# digital(ATC) to analog(non-ATC) temperature display Question 1993 maxima



## Moms93NissanMaxSOHC (Dec 15, 2008)

I'm working on my moms 93 maxima. Can I change from a digital temperature display(ATC) to analog buttons? I know this might be weird but I like simple. The digital display is out and its hard to tell what is and isnt working, too many settings. Is this a simpler task... going to manual/analog controls?

Any help would be great!
Craig


----------



## jdg (Aug 27, 2009)

I'd say pull the digital display out and have a look at it, clean the connections, put it back in. Kinda rare for those things to die because the electronics went bad. More likely it's got a ground or power wire connection.


----------



## hj30 (Dec 14, 2020)

jdg said:


> I'd say pull the digital display out and have a look at it, clean the connections, put it back in. Kinda rare for those things to die because the electronics went bad. More likely it's got a ground or power wire connection.


ten years later another maxima has the same problem; I wonder if this fix solved to problem?


----------



## rogoman (Dec 16, 2004)

hj30 said:


> ten years later another maxima has the same problem; I wonder if this fix solved to problem?


You're replying to a 10 year old thread. The OP probably has fixed it by now or has sold the car. We encourage members not to reply to threads older then 2 years old; the reply's take up useless space on the server. If you have similar problems, start a new thread.


----------



## smj999smj (Jan 1, 2006)

Not sure if the Maxima was the same, but I know on the 300ZX, they had a separate power module for the digital dash that used to fail. Usually, it was due to cracked solder joints and if you were good with a soldering gun, you could take the module apart and fix the solder joints.


----------

[Element boundary records]
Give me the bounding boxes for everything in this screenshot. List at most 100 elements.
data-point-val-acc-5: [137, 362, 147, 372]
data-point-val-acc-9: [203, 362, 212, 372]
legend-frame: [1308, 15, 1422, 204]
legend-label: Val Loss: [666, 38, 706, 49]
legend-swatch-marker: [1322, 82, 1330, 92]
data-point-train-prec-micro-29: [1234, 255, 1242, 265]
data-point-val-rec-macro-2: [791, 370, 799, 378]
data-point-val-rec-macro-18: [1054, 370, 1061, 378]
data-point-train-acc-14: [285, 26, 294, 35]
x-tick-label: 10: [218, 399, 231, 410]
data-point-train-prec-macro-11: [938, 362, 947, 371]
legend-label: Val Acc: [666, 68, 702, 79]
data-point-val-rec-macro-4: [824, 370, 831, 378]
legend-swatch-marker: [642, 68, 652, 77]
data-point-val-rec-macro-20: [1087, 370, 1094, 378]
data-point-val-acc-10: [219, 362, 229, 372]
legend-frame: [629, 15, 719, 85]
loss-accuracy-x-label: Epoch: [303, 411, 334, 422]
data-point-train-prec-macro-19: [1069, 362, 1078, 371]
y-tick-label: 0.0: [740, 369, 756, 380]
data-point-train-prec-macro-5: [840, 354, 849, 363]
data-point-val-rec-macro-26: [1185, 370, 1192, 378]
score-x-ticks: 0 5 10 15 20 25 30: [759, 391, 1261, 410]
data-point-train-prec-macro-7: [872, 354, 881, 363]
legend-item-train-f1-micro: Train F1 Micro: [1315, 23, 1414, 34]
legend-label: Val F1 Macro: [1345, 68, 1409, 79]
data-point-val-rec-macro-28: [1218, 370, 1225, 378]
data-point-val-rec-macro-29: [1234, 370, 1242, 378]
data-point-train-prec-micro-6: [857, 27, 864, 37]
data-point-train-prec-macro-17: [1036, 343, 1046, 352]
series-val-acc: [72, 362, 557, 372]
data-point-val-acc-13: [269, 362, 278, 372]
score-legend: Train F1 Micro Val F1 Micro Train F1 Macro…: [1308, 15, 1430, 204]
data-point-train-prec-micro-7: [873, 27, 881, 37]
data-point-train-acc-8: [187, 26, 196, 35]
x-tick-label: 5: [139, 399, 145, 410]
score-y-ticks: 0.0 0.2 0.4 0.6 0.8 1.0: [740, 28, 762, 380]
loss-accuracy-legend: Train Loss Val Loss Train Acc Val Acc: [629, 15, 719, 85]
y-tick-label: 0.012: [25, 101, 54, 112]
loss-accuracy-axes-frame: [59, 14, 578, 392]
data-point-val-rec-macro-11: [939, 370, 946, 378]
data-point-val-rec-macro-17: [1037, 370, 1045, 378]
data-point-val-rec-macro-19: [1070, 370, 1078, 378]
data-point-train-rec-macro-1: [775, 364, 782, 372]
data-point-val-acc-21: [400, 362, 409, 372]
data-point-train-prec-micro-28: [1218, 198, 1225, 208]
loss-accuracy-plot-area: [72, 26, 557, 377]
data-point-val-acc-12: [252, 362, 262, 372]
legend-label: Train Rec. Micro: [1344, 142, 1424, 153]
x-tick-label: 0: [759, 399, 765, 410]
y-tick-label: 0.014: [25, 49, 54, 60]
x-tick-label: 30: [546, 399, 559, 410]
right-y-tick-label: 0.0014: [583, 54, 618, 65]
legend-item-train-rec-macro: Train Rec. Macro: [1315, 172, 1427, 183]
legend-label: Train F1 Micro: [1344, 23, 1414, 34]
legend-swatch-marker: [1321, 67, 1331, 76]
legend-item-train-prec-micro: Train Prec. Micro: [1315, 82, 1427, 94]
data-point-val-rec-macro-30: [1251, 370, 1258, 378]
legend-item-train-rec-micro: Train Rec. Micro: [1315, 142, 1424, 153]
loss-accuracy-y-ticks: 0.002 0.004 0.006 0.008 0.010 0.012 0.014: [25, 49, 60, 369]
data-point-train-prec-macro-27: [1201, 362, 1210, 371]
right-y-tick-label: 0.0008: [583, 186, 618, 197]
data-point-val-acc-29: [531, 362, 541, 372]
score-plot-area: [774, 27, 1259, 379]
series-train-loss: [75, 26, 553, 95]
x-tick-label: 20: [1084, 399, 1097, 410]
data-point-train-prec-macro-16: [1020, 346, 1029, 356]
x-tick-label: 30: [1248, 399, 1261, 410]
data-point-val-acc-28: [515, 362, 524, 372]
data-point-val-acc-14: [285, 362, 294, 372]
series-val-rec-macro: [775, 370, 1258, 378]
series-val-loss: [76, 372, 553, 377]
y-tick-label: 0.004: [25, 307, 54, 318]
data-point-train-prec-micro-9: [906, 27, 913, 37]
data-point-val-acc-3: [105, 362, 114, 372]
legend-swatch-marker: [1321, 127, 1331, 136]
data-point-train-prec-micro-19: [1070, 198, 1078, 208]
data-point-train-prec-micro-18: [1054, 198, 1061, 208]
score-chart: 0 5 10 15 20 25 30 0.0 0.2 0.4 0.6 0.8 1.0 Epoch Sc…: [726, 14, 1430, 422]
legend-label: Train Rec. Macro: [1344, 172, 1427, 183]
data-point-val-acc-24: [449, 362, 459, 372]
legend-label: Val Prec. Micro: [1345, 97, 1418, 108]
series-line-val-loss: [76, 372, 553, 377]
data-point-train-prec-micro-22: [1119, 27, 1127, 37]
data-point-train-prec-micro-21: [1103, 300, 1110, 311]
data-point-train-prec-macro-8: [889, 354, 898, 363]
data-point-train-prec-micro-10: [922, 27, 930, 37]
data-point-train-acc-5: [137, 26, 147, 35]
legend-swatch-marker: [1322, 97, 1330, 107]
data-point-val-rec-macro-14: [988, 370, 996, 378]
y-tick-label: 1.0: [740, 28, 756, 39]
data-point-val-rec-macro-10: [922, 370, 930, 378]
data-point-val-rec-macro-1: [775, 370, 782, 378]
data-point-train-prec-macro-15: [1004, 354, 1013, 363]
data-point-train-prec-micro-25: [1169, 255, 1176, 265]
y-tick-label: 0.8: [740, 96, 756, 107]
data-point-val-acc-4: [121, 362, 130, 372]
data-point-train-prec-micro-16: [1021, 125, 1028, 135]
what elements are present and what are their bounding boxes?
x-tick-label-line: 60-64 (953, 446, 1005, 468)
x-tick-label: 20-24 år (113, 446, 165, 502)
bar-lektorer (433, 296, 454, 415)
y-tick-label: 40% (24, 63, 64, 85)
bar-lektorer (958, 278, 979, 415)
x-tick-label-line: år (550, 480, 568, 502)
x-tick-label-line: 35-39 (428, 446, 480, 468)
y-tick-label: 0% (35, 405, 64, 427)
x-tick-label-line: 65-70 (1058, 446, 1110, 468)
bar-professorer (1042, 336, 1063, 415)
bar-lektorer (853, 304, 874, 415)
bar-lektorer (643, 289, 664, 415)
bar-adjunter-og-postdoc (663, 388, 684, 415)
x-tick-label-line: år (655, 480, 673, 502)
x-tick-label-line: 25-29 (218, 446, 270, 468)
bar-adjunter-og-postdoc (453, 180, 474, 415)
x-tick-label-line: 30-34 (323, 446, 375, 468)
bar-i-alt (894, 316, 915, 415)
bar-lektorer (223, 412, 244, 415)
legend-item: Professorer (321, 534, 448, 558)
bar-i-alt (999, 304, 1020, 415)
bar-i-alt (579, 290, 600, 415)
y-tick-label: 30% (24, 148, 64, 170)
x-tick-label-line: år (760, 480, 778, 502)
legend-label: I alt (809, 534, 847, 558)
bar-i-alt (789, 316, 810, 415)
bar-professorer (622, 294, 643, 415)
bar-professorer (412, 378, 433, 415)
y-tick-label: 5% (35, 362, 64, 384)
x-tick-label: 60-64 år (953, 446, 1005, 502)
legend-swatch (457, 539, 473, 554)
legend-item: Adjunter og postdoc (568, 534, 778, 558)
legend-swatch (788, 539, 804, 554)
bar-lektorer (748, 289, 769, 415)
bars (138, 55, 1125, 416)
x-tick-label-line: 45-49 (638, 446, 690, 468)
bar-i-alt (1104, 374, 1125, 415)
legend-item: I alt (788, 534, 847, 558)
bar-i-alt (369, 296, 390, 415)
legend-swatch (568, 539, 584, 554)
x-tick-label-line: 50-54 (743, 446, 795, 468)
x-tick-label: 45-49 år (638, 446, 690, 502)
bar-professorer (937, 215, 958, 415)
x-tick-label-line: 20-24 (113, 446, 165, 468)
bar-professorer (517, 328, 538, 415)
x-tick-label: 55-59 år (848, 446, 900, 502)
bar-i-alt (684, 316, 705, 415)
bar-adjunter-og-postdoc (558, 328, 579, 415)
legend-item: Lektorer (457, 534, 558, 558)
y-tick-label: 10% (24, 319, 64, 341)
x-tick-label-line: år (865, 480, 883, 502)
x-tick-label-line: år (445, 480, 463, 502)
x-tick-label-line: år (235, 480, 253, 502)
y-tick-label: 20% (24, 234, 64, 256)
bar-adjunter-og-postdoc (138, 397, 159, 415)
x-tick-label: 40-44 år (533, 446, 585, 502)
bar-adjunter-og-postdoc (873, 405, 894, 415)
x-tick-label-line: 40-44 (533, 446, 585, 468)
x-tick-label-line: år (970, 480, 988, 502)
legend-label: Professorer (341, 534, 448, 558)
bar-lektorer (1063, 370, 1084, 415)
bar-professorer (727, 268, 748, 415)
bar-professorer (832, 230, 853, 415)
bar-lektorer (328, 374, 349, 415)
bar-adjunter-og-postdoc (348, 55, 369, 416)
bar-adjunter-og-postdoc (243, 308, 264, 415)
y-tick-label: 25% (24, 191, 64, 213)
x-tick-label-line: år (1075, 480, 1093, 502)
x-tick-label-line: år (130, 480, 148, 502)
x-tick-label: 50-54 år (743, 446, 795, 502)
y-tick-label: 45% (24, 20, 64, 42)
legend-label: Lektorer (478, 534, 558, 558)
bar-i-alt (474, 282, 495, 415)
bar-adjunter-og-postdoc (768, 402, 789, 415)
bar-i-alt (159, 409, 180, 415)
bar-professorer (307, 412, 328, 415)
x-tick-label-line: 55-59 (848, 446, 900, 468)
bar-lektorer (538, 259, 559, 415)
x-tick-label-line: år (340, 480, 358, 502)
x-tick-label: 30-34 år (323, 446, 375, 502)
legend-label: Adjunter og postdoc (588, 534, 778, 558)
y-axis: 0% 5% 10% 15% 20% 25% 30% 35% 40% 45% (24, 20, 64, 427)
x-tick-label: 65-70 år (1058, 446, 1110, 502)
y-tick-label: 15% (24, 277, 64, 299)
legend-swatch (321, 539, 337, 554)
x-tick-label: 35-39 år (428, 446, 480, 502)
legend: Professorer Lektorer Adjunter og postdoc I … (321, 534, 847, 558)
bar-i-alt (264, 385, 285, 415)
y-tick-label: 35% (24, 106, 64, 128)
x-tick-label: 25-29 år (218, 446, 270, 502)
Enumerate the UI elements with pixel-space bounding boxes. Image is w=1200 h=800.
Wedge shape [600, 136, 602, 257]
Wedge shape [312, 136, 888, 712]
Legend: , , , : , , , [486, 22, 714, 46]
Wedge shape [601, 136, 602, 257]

• Written problem 1:
In the Maxima display thread, do the following statements agree with the text? Answer yes or no for each, and quote the words that decide it.
(a) The first post asks whether the digital temperature display can be replaced with analog buttons.
(b) jdg considers failed electronics the most likely reason the display stopped working.
(c) rogoman says members are encouraged not to reply to threads older than two years.
• Written problem 2:
Reproduce word for word the stretch of the Maxima display thread from "You're replying to" through "the solder joints.".
• Written problem 3:
In the Maxima display thread, what did smj999smj say usually caused the power module for the 300ZX digital dash to fail?

• Exercise answer 1:
(a) Yes: "Can I change from a digital temperature display(ATC) to analog buttons?"
(b) No: "Kinda rare for those things to die because the electronics went bad."
(c) Yes: "We encourage members not to reply to threads older then 2 years old"

• Exercise answer 2:
You're replying to a 10 year old thread. The OP probably has fixed it by now or has sold the car. We encourage members not to reply to threads older then 2 years old; the reply's take up useless space on the server. If you have similar problems, start a new thread.


----------



## smj999smj (Jan 1, 2006)

Not sure if the Maxima was the same, but I know on the 300ZX, they had a separate power module for the digital dash that used to fail. Usually, it was due to cracked solder joints and if you were good with a soldering gun, you could take the module apart and fix the solder joints.

• Exercise answer 3:
Cracked solder joints usually caused it to fail.